One of the secrets to the long success Whitney Darrow Jr. ’31 enjoyed as a cartoonist and illustrator, in addition to his elegant drawing style and dry wit, was that he so resembled the people he drew. The well-educated child of a well-to-do family, an avid golfer and traveler, and a longtime resident of suburban Connecticut, he was in many ways himself one of the upper-middle-class, decent yet worldly businessmen whom he so gently but incisively satirized for almost half a century in the pages of The New Yorker. He even kept his studio for many years near the Saugatuck train station, the better to catch the train into Grand Central with his Cheever-esque neighbors.
Darrow died in 1999, but his family recently donated more than 1,000 of his original drawings to Princeton, where they are housed in the Rare Books and Special Collections reading room at Firestone Library. The gift — which follows a smaller donation of his work made soon after his death — includes 325 New Yorker cartoons drawn between 1936 and 1982 and 746 drawings for 18 books that Darrow illustrated, including Louise Armstrong’sA Child’s Guide to Freud (1963) and Johnny Carson’s Happiness Is ... a Dry Martini (1965).
A Princeton native, Darrow was the son of Whitney Darrow 1903, who was business manager of PAW and a founder of the Princeton University Press. Young Darrow was a born cartoonist, and from his earliest school days he would decorate his class books with doodles. Nevertheless, Alastair Cooke reported in an appreciation of Darrow done in connection with a 1999 Firestone Library exhibition that Darrow lacked the confidence to submit his work to the undergraduate humor magazine, the Princeton Tiger. A friend finally persuaded him to slip a drawing under the door of the magazine’s editorial office. It was accepted, and after Darrow became the Tiger’s art editor, he changed his major from history to art. Honing the wit that later would enliven his work at The New Yorker, he also wrote a humor column for The Daily Princetonian.

(Items from a dataset)
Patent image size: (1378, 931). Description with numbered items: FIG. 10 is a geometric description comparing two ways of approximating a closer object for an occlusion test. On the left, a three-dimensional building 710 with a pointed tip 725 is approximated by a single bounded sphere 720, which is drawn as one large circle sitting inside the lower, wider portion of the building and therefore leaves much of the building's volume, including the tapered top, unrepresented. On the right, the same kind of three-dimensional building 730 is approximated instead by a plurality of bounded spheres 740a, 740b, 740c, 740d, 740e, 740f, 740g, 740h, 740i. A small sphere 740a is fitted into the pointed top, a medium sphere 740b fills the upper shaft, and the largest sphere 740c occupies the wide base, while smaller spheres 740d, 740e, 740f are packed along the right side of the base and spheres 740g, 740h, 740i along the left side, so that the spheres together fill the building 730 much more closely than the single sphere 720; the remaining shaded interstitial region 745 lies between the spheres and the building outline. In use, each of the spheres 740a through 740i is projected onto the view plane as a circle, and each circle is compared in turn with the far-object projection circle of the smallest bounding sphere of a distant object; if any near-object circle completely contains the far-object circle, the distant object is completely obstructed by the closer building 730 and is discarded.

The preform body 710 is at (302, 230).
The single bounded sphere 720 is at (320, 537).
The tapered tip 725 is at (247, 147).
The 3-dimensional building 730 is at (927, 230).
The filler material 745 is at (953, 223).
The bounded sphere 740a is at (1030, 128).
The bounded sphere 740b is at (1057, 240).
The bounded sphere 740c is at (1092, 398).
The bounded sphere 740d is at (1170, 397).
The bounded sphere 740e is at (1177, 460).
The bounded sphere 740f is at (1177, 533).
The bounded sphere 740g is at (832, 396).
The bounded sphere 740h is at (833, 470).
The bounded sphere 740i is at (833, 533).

→ **The problem**:
Resume the Whitney Darrow Jr. profile after its last sentence, in the same voice.

→ **Response**:
Though he graduated in the middle of the Depression, Darrow appears never to have considered a career path with more job security than that of magazine cartoonist. Cartoon-ing, says his daughter, Linda Darrow, “is all he ever did,” and he did it with the diligence of a professional. After graduation he attended classes at the Art Students League in New York, studying under the great American painter Thomas Hart Benton, among others, and submitted drawings to popular magazines such as Judge, Life, and College Humor before his first cartoon was accepted by The New Yorker a year and a half after he left Princeton. Though Darrow soon was under contract to the magazine and eventually produced 50 cartoons for them a year (more than 1,500 in total, between 1933 and 1982), he continued to take art classes.
That habit of constant practice would stay with him for life. Long after he became successful, Darrow would carry a small sketch pad and draw people wherever he went. Whether working in New York or, later, in Connecticut, he would rise at 6 a.m., exercise, eat breakfast, and then go to his studio — invariably dressed in a sports jacket and tie. “He was the only person I’ve ever known who worked every day,” his daughter recalls. Unlike some of his colleagues, who turned the job over to an editor, Darrow also wrote the captions for his cartoons. Fellow cartoonist Henry Martin ’48 says that Darrow’s work inspired him to draw for The New Yorker, as well.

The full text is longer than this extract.